Give the number of lines that contain the string "family", and nothing else.

================================

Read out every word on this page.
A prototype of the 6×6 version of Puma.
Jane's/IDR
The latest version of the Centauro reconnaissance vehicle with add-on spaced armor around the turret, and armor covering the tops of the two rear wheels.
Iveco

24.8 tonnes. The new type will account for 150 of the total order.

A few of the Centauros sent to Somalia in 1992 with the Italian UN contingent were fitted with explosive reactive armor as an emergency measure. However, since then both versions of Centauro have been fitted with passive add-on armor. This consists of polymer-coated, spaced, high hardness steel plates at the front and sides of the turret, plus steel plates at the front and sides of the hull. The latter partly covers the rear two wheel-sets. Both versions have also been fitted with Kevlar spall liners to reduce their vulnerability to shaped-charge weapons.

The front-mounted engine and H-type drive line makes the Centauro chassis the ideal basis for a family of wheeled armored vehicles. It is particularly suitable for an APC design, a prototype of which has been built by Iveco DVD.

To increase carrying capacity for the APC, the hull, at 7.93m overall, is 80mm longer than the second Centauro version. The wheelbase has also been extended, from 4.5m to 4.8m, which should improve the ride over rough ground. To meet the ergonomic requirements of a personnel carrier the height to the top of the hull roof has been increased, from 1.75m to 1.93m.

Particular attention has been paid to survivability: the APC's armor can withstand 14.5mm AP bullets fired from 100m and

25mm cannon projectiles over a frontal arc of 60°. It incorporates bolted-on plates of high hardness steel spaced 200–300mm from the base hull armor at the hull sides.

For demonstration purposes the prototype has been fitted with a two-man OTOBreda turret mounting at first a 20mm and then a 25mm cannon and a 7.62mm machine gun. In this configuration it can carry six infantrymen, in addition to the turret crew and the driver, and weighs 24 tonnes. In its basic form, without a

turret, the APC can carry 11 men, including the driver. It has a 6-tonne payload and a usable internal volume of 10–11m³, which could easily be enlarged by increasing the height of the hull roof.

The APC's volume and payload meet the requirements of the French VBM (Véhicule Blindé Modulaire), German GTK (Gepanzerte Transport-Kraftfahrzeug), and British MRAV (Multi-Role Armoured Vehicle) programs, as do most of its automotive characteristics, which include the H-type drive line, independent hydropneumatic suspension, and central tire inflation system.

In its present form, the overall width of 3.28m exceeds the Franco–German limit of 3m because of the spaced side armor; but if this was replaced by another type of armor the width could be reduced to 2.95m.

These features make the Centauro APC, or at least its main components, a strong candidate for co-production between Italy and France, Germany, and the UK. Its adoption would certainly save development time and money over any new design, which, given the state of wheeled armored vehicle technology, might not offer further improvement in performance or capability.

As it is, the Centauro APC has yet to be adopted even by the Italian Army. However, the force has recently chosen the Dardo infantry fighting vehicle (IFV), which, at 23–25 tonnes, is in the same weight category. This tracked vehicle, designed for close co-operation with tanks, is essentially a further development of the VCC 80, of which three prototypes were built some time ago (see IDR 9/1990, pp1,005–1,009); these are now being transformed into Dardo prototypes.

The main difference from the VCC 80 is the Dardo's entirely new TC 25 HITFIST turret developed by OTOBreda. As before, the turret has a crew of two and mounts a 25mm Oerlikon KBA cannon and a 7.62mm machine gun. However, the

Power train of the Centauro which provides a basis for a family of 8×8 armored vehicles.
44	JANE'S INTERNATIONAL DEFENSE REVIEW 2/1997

================================

_The output_.
2